━━━━━ EXERCISE INPUTS ━━━━━

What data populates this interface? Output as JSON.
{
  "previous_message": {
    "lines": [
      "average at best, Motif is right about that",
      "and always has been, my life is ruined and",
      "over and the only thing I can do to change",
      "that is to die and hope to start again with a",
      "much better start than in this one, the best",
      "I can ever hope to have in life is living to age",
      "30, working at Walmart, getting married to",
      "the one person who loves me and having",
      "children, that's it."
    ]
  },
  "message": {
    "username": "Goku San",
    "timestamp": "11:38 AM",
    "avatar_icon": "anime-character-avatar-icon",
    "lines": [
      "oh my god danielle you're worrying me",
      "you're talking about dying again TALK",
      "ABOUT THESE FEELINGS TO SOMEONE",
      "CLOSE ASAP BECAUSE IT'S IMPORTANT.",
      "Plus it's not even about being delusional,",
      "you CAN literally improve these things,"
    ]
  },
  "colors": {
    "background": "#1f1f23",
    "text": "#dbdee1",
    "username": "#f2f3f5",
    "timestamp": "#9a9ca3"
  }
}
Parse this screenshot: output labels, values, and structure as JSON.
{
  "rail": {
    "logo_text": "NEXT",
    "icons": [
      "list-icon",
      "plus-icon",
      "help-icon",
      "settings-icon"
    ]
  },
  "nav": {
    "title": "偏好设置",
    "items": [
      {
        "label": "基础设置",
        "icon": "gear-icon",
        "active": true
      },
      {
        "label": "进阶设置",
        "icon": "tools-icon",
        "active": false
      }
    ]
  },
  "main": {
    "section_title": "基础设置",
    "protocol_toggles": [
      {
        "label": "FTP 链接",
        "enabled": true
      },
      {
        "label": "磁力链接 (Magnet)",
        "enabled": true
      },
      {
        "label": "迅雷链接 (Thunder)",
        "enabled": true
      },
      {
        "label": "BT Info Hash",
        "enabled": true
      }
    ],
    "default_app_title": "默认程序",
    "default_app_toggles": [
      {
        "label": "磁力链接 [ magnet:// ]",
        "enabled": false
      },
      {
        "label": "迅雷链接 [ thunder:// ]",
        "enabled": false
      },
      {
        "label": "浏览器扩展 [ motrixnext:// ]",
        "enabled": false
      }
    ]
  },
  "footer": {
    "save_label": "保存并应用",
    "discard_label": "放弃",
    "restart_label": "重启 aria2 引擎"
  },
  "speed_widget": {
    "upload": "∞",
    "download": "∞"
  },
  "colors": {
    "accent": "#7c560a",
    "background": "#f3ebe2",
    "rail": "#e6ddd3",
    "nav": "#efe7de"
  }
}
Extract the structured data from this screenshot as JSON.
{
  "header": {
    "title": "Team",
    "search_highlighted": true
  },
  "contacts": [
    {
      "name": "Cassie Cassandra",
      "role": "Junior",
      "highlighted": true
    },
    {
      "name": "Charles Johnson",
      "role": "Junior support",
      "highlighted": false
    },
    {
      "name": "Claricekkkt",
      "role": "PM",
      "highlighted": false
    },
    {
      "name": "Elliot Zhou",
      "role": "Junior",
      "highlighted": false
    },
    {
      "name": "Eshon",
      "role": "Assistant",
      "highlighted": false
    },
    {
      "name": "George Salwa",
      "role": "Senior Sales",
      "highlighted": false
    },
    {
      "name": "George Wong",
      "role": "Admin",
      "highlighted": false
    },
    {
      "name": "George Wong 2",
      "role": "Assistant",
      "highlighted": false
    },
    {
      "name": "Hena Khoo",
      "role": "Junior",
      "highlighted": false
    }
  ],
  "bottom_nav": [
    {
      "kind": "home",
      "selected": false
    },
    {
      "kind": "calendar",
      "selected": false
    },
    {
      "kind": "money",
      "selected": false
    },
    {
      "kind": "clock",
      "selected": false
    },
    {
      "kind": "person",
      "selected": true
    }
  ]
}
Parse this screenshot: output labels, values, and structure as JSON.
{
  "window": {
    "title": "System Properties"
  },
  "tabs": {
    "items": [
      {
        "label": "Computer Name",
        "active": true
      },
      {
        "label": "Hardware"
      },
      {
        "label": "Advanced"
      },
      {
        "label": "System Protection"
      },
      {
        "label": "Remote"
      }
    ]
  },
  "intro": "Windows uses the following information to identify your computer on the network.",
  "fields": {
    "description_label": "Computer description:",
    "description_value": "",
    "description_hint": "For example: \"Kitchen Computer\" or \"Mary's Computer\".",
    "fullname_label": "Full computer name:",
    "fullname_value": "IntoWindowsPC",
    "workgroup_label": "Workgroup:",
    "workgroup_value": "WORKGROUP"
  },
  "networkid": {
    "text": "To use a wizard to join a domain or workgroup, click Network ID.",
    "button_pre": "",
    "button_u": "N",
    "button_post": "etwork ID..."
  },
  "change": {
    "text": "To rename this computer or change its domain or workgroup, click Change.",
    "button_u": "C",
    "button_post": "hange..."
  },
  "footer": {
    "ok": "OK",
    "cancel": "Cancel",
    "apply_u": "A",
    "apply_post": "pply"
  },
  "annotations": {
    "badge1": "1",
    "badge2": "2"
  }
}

━━━━━

* **WHAT IS ASKED**
All of the lines above must be returned exactly.

* **FULL SOLUTION**
What data populates this interface? Output as JSON.
{
  "previous_message": {
    "lines": [
      "average at best, Motif is right about that",
      "and always has been, my life is ruined and",
      "over and the only thing I can do to change",
      "that is to die and hope to start again with a",
      "much better start than in this one, the best",
      "I can ever hope to have in life is living to age",
      "30, working at Walmart, getting married to",
      "the one person who loves me and having",
      "children, that's it."
    ]
  },
  "message": {
    "username": "Goku San",
    "timestamp": "11:38 AM",
    "avatar_icon": "anime-character-avatar-icon",
    "lines": [
      "oh my god danielle you're worrying me",
      "you're talking about dying again TALK",
      "ABOUT THESE FEELINGS TO SOMEONE",
      "CLOSE ASAP BECAUSE IT'S IMPORTANT.",
      "Plus it's not even about being delusional,",
      "you CAN literally improve these things,"
    ]
  },
  "colors": {
    "background": "#1f1f23",
    "text": "#dbdee1",
    "username": "#f2f3f5",
    "timestamp": "#9a9ca3"
  }
}
Parse this screenshot: output labels, values, and structure as JSON.
{
  "rail": {
    "logo_text": "NEXT",
    "icons": [
      "list-icon",
      "plus-icon",
      "help-icon",
      "settings-icon"
    ]
  },
  "nav": {
    "title": "偏好设置",
    "items": [
      {
        "label": "基础设置",
        "icon": "gear-icon",
        "active": true
      },
      {
        "label": "进阶设置",
        "icon": "tools-icon",
        "active": false
      }
    ]
  },
  "main": {
    "section_title": "基础设置",
    "protocol_toggles": [
      {
        "label": "FTP 链接",
        "enabled": true
      },
      {
        "label": "磁力链接 (Magnet)",
        "enabled": true
      },
      {
        "label": "迅雷链接 (Thunder)",
        "enabled": true
      },
      {
        "label": "BT Info Hash",
        "enabled": true
      }
    ],
    "default_app_title": "默认程序",
    "default_app_toggles": [
      {
        "label": "磁力链接 [ magnet:// ]",
        "enabled": false
      },
      {
        "label": "迅雷链接 [ thunder:// ]",
        "enabled": false
      },
      {
        "label": "浏览器扩展 [ motrixnext:// ]",
        "enabled": false
      }
    ]
  },
  "footer": {
    "save_label": "保存并应用",
    "discard_label": "放弃",
    "restart_label": "重启 aria2 引擎"
  },
  "speed_widget": {
    "upload": "∞",
    "download": "∞"
  },
  "colors": {
    "accent": "#7c560a",
    "background": "#f3ebe2",
    "rail": "#e6ddd3",
    "nav": "#efe7de"
  }
}
Extract the structured data from this screenshot as JSON.
{
  "header": {
    "title": "Team",
    "search_highlighted": true
  },
  "contacts": [
    {
      "name": "Cassie Cassandra",
      "role": "Junior",
      "highlighted": true
    },
    {
      "name": "Charles Johnson",
      "role": "Junior support",
      "highlighted": false
    },
    {
      "name": "Claricekkkt",
      "role": "PM",
      "highlighted": false
    },
    {
      "name": "Elliot Zhou",
      "role": "Junior",
      "highlighted": false
    },
    {
      "name": "Eshon",
      "role": "Assistant",
      "highlighted": false
    },
    {
      "name": "George Salwa",
      "role": "Senior Sales",
      "highlighted": false
    },
    {
      "name": "George Wong",
      "role": "Admin",
      "highlighted": false
    },
    {
      "name": "George Wong 2",
      "role": "Assistant",
      "highlighted": false
    },
    {
      "name": "Hena Khoo",
      "role": "Junior",
      "highlighted": false
    }
  ],
  "bottom_nav": [
    {
      "kind": "home",
      "selected": false
    },
    {
      "kind": "calendar",
      "selected": false
    },
    {
      "kind": "money",
      "selected": false
    },
    {
      "kind": "clock",
      "selected": false
    },
    {
      "kind": "person",
      "selected": true
    }
  ]
}
Parse this screenshot: output labels, values, and structure as JSON.
{
  "window": {
    "title": "System Properties"
  },
  "tabs": {
    "items": [
      {
        "label": "Computer Name",
        "active": true
      },
      {
        "label": "Hardware"
      },
      {
        "label": "Advanced"
      },
      {
        "label": "System Protection"
      },
      {
        "label": "Remote"
      }
    ]
  },
  "intro": "Windows uses the following information to identify your computer on the network.",
  "fields": {
    "description_label": "Computer description:",
    "description_value": "",
    "description_hint": "For example: \"Kitchen Computer\" or \"Mary's Computer\".",
    "fullname_label": "Full computer name:",
    "fullname_value": "IntoWindowsPC",
    "workgroup_label": "Workgroup:",
    "workgroup_value": "WORKGROUP"
  },
  "networkid": {
    "text": "To use a wizard to join a domain or workgroup, click Network ID.",
    "button_pre": "",
    "button_u": "N",
    "button_post": "etwork ID..."
  },
  "change": {
    "text": "To rename this computer or change its domain or workgroup, click Change.",
    "button_u": "C",
    "button_post": "hange..."
  },
  "footer": {
    "ok": "OK",
    "cancel": "Cancel",
    "apply_u": "A",
    "apply_post": "pply"
  },
  "annotations": {
    "badge1": "1",
    "badge2": "2"
  }
}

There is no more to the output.